** START Passage shown **
Help test PagerDuty -> Zabbix ("2-way ack") integration?

Hey there,

We’re working on moving to zabbix from an old legacy monitoring system, and one thing that was essential for us was having Acknowledgements in PagerDuty show up in the monitoring system.

So we wrote it: https://github.com/sonic-com/pagerduty2zabbix

Handles:

  • PD incident ack -> zabbix event ack
  • PD incident un-ack -> zabbix event un-ack
  • PD trigger (creation) -> zabbix comment of link to the incident in PD
  • PD incident note -> zabbix event comment
  • PD incident resolved -> zabbix event close attempt
  • PD incident priority update -> zabbix event severityupdate

Anybody want to help test it out?

Caveat: not designed for super high alert volumes (it’s a perl CGI).

Also, in my testing it only works if the PD integration is the generic “events api v2”; the “zabbix” branded integration seems to make the dedup_key silently vanish and it’s needed for this.

FYI, 2-way integrations that depend on the deduplication key to identify alerts in the upstream monitoring system have historically only worked if “create alerts and incidents” is disabled for the service, because the dedup_key on the incident will be blank (instead, the alerts on the incident have the deduplication keys). We also don’t recommend the super-legacy setting that keeps dedup_key in the incident model, as it doesn’t work with any of the new hotness that we’ve developed over the years for managing alerts.
** END Passage shown **
** START Stored data **
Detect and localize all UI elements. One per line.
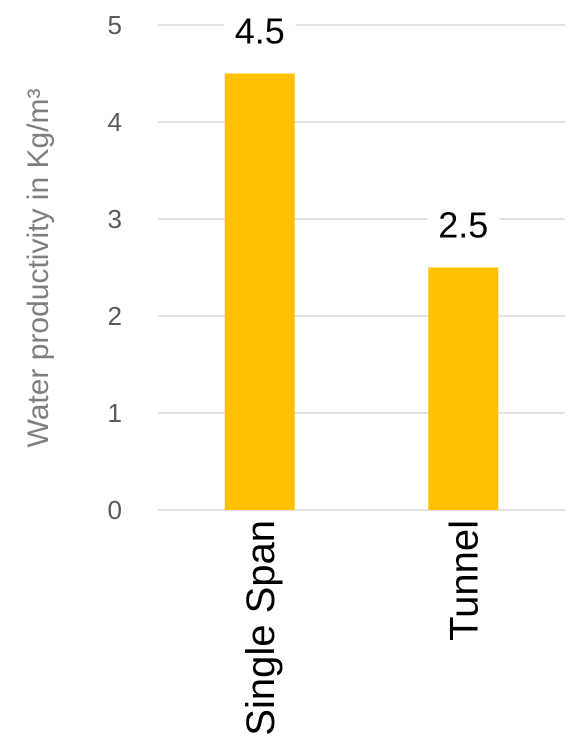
** END Stored data **
◆ Exercise instructions:
• A. From the PagerDuty-Zabbix thread, return everything from "Anybody want to" down to "for managing alerts." without altering a single character.
• B. Using the PagerDuty-Zabbix thread, answer each question on its own line:
(i) What kind of program is the integration, according to the caveat about alert volumes?
(ii) In the author's testing, which PagerDuty integration type does the tool work with?
(iii) Which PagerDuty event is mapped to a Zabbix event severity update?
• C. Continue the PagerDuty-Zabbix thread, starting right after its final sentence.

◆ Task-by-task answers:
• A.
Anybody want to help test it out?

Caveat: not designed for super high alert volumes (it’s a perl CGI).

Also, in my testing it only works if the PD integration is the generic “events api v2”; the “zabbix” branded integration seems to make the dedup_key silently vanish and it’s needed for this.

FYI, 2-way integrations that depend on the deduplication key to identify alerts in the upstream monitoring system have historically only worked if “create alerts and incidents” is disabled for the service, because the dedup_key on the incident will be blank (instead, the alerts on the incident have the deduplication keys). We also don’t recommend the super-legacy setting that keeps dedup_key in the incident model, as it doesn’t work with any of the new hotness that we’ve developed over the years for managing alerts.

• B.
(i) A perl CGI.
(ii) The generic "events api v2" integration.
(iii) A PD incident priority update.

• C.
I see however the source code is already halfway to a workaround: retrieving the incident record from the REST API (in subroutine pagerduty_get_event_details). All you need to do is add the query parameter include[]=alerts to the URL and then, from the alerts property in the incident model in the response schema (a list of alert objects), the subroutine can put together a list of dedup keys for all the alerts, which can then be used to find and ack any Zabbix alerts that match them.

All this is not to mention that unless all your PagerDuty services have this setting enabled (it should be the default for all new services), the script will need to distinguish and know when to use the incident model vs. alerts to find the dedup_key.

Good luck and thank you for contributing! I made something like this years ago in Python but never got it ready for broader consumption, so by and large it hasn’t seen the light of day.

1 Like

I’ve got it working for my stuff with just include[]=body, but it was definitely finicky (some PD-side configs broke it, such as using the “Zabbix” branded integration)

I have noticed that merging breaks things (“resolves” most of the alerts and only updates the “parent” item after), though we don’t merge often. Sounds like using data fetched via include[]=alerts might get me to a fix for that issue…

Thanks for the info!